> [EXERCISE BRIEF]
Every line below should be repeated exactly.

——————

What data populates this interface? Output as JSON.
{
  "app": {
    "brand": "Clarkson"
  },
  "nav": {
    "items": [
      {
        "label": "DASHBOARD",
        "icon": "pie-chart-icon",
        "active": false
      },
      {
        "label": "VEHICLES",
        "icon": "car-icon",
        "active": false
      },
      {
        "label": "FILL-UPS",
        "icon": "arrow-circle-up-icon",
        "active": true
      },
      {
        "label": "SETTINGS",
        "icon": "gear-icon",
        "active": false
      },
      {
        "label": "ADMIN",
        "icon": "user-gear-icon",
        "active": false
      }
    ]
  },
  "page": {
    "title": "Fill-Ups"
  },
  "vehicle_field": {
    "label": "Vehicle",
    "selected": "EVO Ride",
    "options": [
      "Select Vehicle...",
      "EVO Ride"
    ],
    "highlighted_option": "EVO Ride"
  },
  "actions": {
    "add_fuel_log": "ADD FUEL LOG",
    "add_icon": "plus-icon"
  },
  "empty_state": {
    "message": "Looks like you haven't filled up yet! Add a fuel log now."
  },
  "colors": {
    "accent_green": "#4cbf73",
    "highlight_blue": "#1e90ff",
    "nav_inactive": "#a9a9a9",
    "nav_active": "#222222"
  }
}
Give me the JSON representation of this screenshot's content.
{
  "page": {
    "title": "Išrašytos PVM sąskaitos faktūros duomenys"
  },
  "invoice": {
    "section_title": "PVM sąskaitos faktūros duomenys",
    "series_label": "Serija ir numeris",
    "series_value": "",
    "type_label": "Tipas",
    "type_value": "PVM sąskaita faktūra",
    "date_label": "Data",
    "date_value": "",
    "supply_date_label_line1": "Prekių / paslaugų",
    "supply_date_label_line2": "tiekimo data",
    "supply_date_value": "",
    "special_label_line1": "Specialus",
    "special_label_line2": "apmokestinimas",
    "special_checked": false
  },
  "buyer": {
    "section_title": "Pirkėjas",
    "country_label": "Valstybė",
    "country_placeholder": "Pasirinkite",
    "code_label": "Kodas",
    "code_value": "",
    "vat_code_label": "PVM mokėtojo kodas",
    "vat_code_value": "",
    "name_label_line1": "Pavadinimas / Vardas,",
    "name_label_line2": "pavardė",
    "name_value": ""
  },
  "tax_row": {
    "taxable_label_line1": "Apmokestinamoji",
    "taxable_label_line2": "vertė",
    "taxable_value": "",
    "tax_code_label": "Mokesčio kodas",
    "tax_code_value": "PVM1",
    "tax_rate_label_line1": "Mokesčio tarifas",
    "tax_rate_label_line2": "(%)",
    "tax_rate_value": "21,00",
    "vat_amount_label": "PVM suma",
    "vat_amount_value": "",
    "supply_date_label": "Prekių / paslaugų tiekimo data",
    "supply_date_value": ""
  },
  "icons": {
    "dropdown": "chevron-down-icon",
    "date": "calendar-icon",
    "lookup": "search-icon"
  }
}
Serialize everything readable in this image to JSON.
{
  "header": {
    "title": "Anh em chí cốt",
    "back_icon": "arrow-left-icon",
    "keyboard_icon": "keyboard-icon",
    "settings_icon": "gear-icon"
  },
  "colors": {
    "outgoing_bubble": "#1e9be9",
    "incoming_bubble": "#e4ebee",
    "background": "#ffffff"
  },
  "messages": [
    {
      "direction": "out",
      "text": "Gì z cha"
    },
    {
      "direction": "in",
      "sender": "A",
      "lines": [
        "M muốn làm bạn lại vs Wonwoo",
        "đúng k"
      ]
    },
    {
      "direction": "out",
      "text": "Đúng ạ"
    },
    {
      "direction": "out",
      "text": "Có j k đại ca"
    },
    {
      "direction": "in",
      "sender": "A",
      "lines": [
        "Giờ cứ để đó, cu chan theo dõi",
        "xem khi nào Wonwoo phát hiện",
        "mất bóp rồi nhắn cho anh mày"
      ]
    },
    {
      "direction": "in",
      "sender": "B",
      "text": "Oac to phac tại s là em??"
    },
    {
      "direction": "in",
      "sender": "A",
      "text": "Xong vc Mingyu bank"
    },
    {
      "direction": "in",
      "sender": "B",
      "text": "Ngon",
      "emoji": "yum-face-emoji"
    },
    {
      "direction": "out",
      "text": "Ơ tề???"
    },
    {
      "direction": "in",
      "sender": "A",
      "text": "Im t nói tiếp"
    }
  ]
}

——————

> [SOLVED PROBLEM]
What data populates this interface? Output as JSON.
{
  "app": {
    "brand": "Clarkson"
  },
  "nav": {
    "items": [
      {
        "label": "DASHBOARD",
        "icon": "pie-chart-icon",
        "active": false
      },
      {
        "label": "VEHICLES",
        "icon": "car-icon",
        "active": false
      },
      {
        "label": "FILL-UPS",
        "icon": "arrow-circle-up-icon",
        "active": true
      },
      {
        "label": "SETTINGS",
        "icon": "gear-icon",
        "active": false
      },
      {
        "label": "ADMIN",
        "icon": "user-gear-icon",
        "active": false
      }
    ]
  },
  "page": {
    "title": "Fill-Ups"
  },
  "vehicle_field": {
    "label": "Vehicle",
    "selected": "EVO Ride",
    "options": [
      "Select Vehicle...",
      "EVO Ride"
    ],
    "highlighted_option": "EVO Ride"
  },
  "actions": {
    "add_fuel_log": "ADD FUEL LOG",
    "add_icon": "plus-icon"
  },
  "empty_state": {
    "message": "Looks like you haven't filled up yet! Add a fuel log now."
  },
  "colors": {
    "accent_green": "#4cbf73",
    "highlight_blue": "#1e90ff",
    "nav_inactive": "#a9a9a9",
    "nav_active": "#222222"
  }
}
Give me the JSON representation of this screenshot's content.
{
  "page": {
    "title": "Išrašytos PVM sąskaitos faktūros duomenys"
  },
  "invoice": {
    "section_title": "PVM sąskaitos faktūros duomenys",
    "series_label": "Serija ir numeris",
    "series_value": "",
    "type_label": "Tipas",
    "type_value": "PVM sąskaita faktūra",
    "date_label": "Data",
    "date_value": "",
    "supply_date_label_line1": "Prekių / paslaugų",
    "supply_date_label_line2": "tiekimo data",
    "supply_date_value": "",
    "special_label_line1": "Specialus",
    "special_label_line2": "apmokestinimas",
    "special_checked": false
  },
  "buyer": {
    "section_title": "Pirkėjas",
    "country_label": "Valstybė",
    "country_placeholder": "Pasirinkite",
    "code_label": "Kodas",
    "code_value": "",
    "vat_code_label": "PVM mokėtojo kodas",
    "vat_code_value": "",
    "name_label_line1": "Pavadinimas / Vardas,",
    "name_label_line2": "pavardė",
    "name_value": ""
  },
  "tax_row": {
    "taxable_label_line1": "Apmokestinamoji",
    "taxable_label_line2": "vertė",
    "taxable_value": "",
    "tax_code_label": "Mokesčio kodas",
    "tax_code_value": "PVM1",
    "tax_rate_label_line1": "Mokesčio tarifas",
    "tax_rate_label_line2": "(%)",
    "tax_rate_value": "21,00",
    "vat_amount_label": "PVM suma",
    "vat_amount_value": "",
    "supply_date_label": "Prekių / paslaugų tiekimo data",
    "supply_date_value": ""
  },
  "icons": {
    "dropdown": "chevron-down-icon",
    "date": "calendar-icon",
    "lookup": "search-icon"
  }
}
Serialize everything readable in this image to JSON.
{
  "header": {
    "title": "Anh em chí cốt",
    "back_icon": "arrow-left-icon",
    "keyboard_icon": "keyboard-icon",
    "settings_icon": "gear-icon"
  },
  "colors": {
    "outgoing_bubble": "#1e9be9",
    "incoming_bubble": "#e4ebee",
    "background": "#ffffff"
  },
  "messages": [
    {
      "direction": "out",
      "text": "Gì z cha"
    },
    {
      "direction": "in",
      "sender": "A",
      "lines": [
        "M muốn làm bạn lại vs Wonwoo",
        "đúng k"
      ]
    },
    {
      "direction": "out",
      "text": "Đúng ạ"
    },
    {
      "direction": "out",
      "text": "Có j k đại ca"
    },
    {
      "direction": "in",
      "sender": "A",
      "lines": [
        "Giờ cứ để đó, cu chan theo dõi",
        "xem khi nào Wonwoo phát hiện",
        "mất bóp rồi nhắn cho anh mày"
      ]
    },
    {
      "direction": "in",
      "sender": "B",
      "text": "Oac to phac tại s là em??"
    },
    {
      "direction": "in",
      "sender": "A",
      "text": "Xong vc Mingyu bank"
    },
    {
      "direction": "in",
      "sender": "B",
      "text": "Ngon",
      "emoji": "yum-face-emoji"
    },
    {
      "direction": "out",
      "text": "Ơ tề???"
    },
    {
      "direction": "in",
      "sender": "A",
      "text": "Im t nói tiếp"
    }
  ]
}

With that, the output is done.